**Record excerpts**:
* * * *

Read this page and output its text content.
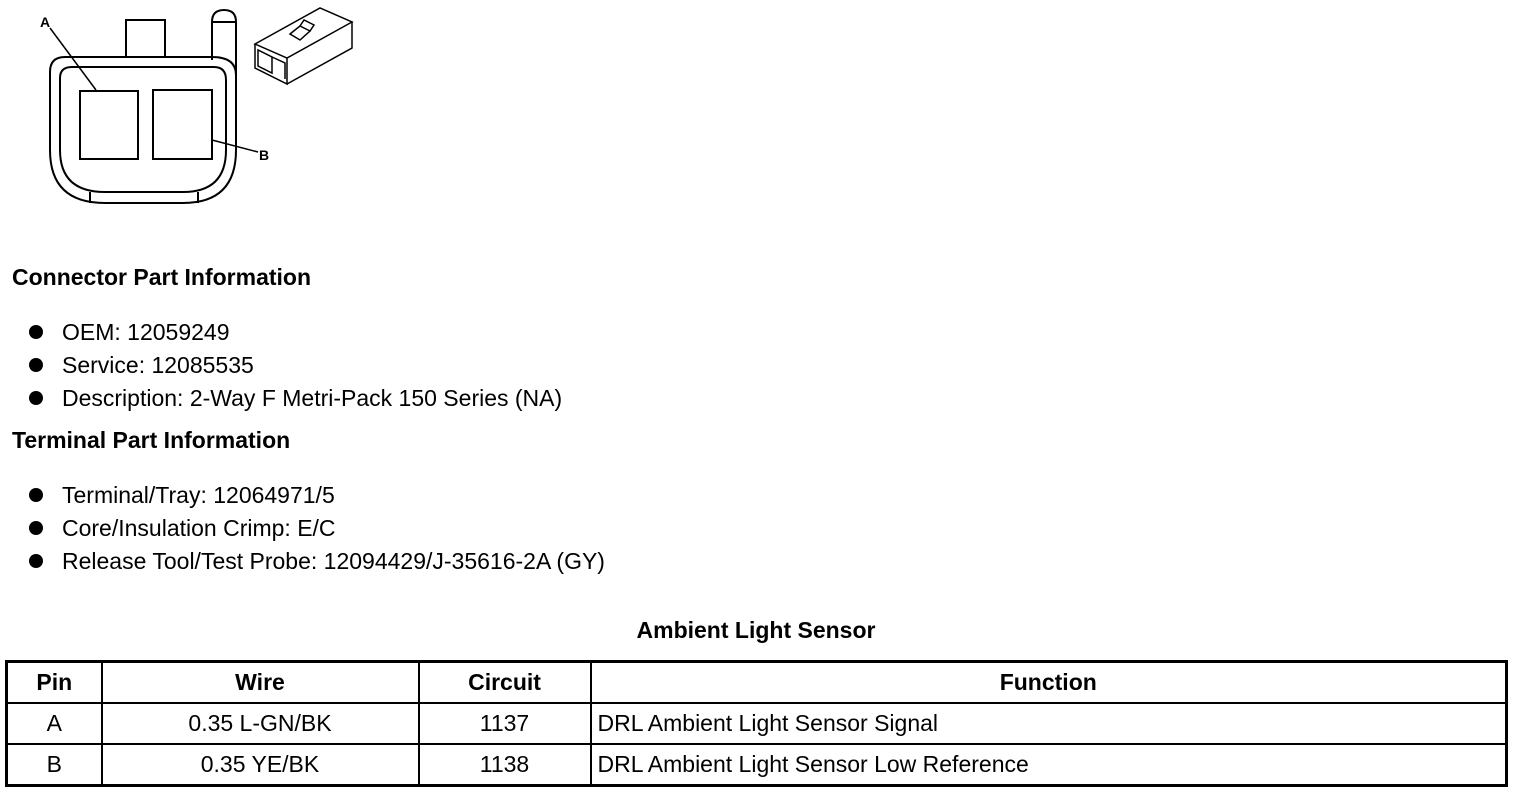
A
B
Connector Part Information
OEM: 12059249
Service: 12085535
Description: 2-Way F Metri-Pack 150 Series (NA)
Terminal Part Information
Terminal/Tray: 12064971/5
Core/Insulation Crimp: E/C
Release Tool/Test Probe: 12094429/J-35616-2A (GY)
Ambient Light Sensor
Pin	Wire	Circuit	Function
A	0.35 L-GN/BK	1137	DRL Ambient Light Sensor Signal
B	0.35 YE/BK	1138	DRL Ambient Light Sensor Low Reference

* * * *

**Goal of the exercise**: Above are lines of data; state how many of them contain the word "Part", with no other output.

**Full output**: 2